◆ Task description
Print out every line, exactly as written.

◆ Data in this exercise

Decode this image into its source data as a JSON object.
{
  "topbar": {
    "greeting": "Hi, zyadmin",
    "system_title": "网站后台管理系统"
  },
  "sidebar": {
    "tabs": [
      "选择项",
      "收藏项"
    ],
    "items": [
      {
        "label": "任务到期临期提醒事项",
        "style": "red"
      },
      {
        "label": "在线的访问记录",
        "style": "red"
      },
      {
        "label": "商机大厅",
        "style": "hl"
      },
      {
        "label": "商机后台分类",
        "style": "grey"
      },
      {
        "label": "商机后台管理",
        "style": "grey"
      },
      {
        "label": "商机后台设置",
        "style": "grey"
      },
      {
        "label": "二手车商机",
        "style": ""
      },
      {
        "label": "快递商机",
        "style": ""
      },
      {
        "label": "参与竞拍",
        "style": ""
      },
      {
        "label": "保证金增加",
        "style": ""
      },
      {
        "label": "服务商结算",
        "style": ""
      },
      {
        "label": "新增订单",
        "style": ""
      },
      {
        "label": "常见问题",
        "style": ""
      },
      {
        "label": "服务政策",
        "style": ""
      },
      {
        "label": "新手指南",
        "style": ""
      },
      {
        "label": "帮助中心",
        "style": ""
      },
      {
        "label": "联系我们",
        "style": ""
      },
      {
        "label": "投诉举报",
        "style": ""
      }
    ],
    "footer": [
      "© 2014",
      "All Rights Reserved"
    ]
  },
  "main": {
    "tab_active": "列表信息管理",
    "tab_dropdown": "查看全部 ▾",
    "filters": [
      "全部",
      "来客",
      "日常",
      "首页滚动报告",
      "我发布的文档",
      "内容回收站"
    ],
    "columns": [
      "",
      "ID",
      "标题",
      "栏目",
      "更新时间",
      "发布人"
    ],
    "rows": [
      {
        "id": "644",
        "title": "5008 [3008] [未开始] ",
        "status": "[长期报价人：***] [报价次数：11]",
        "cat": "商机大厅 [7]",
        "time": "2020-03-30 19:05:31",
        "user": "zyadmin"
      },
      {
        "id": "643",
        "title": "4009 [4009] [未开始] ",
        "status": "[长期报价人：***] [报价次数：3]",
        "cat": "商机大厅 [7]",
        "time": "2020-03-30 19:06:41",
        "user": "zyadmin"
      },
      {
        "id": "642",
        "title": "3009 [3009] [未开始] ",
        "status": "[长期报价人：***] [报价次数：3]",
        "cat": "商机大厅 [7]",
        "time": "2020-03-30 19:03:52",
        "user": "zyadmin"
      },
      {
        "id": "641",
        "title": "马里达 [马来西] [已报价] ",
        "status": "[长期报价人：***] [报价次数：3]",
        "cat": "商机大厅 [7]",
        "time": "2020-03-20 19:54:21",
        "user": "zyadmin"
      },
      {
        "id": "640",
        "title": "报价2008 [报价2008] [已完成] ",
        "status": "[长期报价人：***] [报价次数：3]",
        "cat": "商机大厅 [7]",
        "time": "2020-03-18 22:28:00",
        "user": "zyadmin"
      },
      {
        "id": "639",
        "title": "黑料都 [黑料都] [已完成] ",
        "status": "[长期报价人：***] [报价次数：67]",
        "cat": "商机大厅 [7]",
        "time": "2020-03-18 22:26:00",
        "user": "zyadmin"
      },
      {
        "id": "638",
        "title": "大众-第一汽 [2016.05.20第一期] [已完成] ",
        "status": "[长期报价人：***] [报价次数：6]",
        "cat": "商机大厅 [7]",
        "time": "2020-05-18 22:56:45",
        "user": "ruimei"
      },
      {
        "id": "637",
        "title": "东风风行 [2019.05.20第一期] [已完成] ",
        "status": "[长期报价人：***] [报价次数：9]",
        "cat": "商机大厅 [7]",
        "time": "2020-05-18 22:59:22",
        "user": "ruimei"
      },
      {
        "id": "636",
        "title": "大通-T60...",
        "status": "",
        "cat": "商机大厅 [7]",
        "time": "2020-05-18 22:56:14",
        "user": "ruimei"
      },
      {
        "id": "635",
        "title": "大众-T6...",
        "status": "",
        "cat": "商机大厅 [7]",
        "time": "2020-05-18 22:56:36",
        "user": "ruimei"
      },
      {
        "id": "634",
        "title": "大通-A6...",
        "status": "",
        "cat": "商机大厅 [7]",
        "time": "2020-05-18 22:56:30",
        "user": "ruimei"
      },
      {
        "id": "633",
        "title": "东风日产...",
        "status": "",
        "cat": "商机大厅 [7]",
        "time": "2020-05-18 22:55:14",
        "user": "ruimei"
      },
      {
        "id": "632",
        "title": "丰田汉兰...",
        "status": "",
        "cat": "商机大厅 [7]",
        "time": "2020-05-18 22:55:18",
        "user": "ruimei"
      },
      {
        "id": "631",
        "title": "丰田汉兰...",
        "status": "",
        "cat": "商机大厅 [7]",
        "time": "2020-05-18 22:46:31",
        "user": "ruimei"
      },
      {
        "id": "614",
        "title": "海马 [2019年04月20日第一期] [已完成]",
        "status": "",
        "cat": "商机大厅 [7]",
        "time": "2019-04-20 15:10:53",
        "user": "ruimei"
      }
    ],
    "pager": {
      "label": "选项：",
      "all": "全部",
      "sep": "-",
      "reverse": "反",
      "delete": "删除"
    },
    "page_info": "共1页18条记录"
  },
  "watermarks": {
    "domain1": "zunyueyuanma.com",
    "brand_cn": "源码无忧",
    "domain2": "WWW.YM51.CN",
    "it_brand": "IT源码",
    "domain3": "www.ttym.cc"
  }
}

◆ The output
Decode this image into its source data as a JSON object.
{
  "topbar": {
    "greeting": "Hi, zyadmin",
    "system_title": "网站后台管理系统"
  },
  "sidebar": {
    "tabs": [
      "选择项",
      "收藏项"
    ],
    "items": [
      {
        "label": "任务到期临期提醒事项",
        "style": "red"
      },
      {
        "label": "在线的访问记录",
        "style": "red"
      },
      {
        "label": "商机大厅",
        "style": "hl"
      },
      {
        "label": "商机后台分类",
        "style": "grey"
      },
      {
        "label": "商机后台管理",
        "style": "grey"
      },
      {
        "label": "商机后台设置",
        "style": "grey"
      },
      {
        "label": "二手车商机",
        "style": ""
      },
      {
        "label": "快递商机",
        "style": ""
      },
      {
        "label": "参与竞拍",
        "style": ""
      },
      {
        "label": "保证金增加",
        "style": ""
      },
      {
        "label": "服务商结算",
        "style": ""
      },
      {
        "label": "新增订单",
        "style": ""
      },
      {
        "label": "常见问题",
        "style": ""
      },
      {
        "label": "服务政策",
        "style": ""
      },
      {
        "label": "新手指南",
        "style": ""
      },
      {
        "label": "帮助中心",
        "style": ""
      },
      {
        "label": "联系我们",
        "style": ""
      },
      {
        "label": "投诉举报",
        "style": ""
      }
    ],
    "footer": [
      "© 2014",
      "All Rights Reserved"
    ]
  },
  "main": {
    "tab_active": "列表信息管理",
    "tab_dropdown": "查看全部 ▾",
    "filters": [
      "全部",
      "来客",
      "日常",
      "首页滚动报告",
      "我发布的文档",
      "内容回收站"
    ],
    "columns": [
      "",
      "ID",
      "标题",
      "栏目",
      "更新时间",
      "发布人"
    ],
    "rows": [
      {
        "id": "644",
        "title": "5008 [3008] [未开始] ",
        "status": "[长期报价人：***] [报价次数：11]",
        "cat": "商机大厅 [7]",
        "time": "2020-03-30 19:05:31",
        "user": "zyadmin"
      },
      {
        "id": "643",
        "title": "4009 [4009] [未开始] ",
        "status": "[长期报价人：***] [报价次数：3]",
        "cat": "商机大厅 [7]",
        "time": "2020-03-30 19:06:41",
        "user": "zyadmin"
      },
      {
        "id": "642",
        "title": "3009 [3009] [未开始] ",
        "status": "[长期报价人：***] [报价次数：3]",
        "cat": "商机大厅 [7]",
        "time": "2020-03-30 19:03:52",
        "user": "zyadmin"
      },
      {
        "id": "641",
        "title": "马里达 [马来西] [已报价] ",
        "status": "[长期报价人：***] [报价次数：3]",
        "cat": "商机大厅 [7]",
        "time": "2020-03-20 19:54:21",
        "user": "zyadmin"
      },
      {
        "id": "640",
        "title": "报价2008 [报价2008] [已完成] ",
        "status": "[长期报价人：***] [报价次数：3]",
        "cat": "商机大厅 [7]",
        "time": "2020-03-18 22:28:00",
        "user": "zyadmin"
      },
      {
        "id": "639",
        "title": "黑料都 [黑料都] [已完成] ",
        "status": "[长期报价人：***] [报价次数：67]",
        "cat": "商机大厅 [7]",
        "time": "2020-03-18 22:26:00",
        "user": "zyadmin"
      },
      {
        "id": "638",
        "title": "大众-第一汽 [2016.05.20第一期] [已完成] ",
        "status": "[长期报价人：***] [报价次数：6]",
        "cat": "商机大厅 [7]",
        "time": "2020-05-18 22:56:45",
        "user": "ruimei"
      },
      {
        "id": "637",
        "title": "东风风行 [2019.05.20第一期] [已完成] ",
        "status": "[长期报价人：***] [报价次数：9]",
        "cat": "商机大厅 [7]",
        "time": "2020-05-18 22:59:22",
        "user": "ruimei"
      },
      {
        "id": "636",
        "title": "大通-T60...",
        "status": "",
        "cat": "商机大厅 [7]",
        "time": "2020-05-18 22:56:14",
        "user": "ruimei"
      },
      {
        "id": "635",
        "title": "大众-T6...",
        "status": "",
        "cat": "商机大厅 [7]",
        "time": "2020-05-18 22:56:36",
        "user": "ruimei"
      },
      {
        "id": "634",
        "title": "大通-A6...",
        "status": "",
        "cat": "商机大厅 [7]",
        "time": "2020-05-18 22:56:30",
        "user": "ruimei"
      },
      {
        "id": "633",
        "title": "东风日产...",
        "status": "",
        "cat": "商机大厅 [7]",
        "time": "2020-05-18 22:55:14",
        "user": "ruimei"
      },
      {
        "id": "632",
        "title": "丰田汉兰...",
        "status": "",
        "cat": "商机大厅 [7]",
        "time": "2020-05-18 22:55:18",
        "user": "ruimei"
      },
      {
        "id": "631",
        "title": "丰田汉兰...",
        "status": "",
        "cat": "商机大厅 [7]",
        "time": "2020-05-18 22:46:31",
        "user": "ruimei"
      },
      {
        "id": "614",
        "title": "海马 [2019年04月20日第一期] [已完成]",
        "status": "",
        "cat": "商机大厅 [7]",
        "time": "2019-04-20 15:10:53",
        "user": "ruimei"
      }
    ],
    "pager": {
      "label": "选项：",
      "all": "全部",
      "sep": "-",
      "reverse": "反",
      "delete": "删除"
    },
    "page_info": "共1页18条记录"
  },
  "watermarks": {
    "domain1": "zunyueyuanma.com",
    "brand_cn": "源码无忧",
    "domain2": "WWW.YM51.CN",
    "it_brand": "IT源码",
    "domain3": "www.ttym.cc"
  }
}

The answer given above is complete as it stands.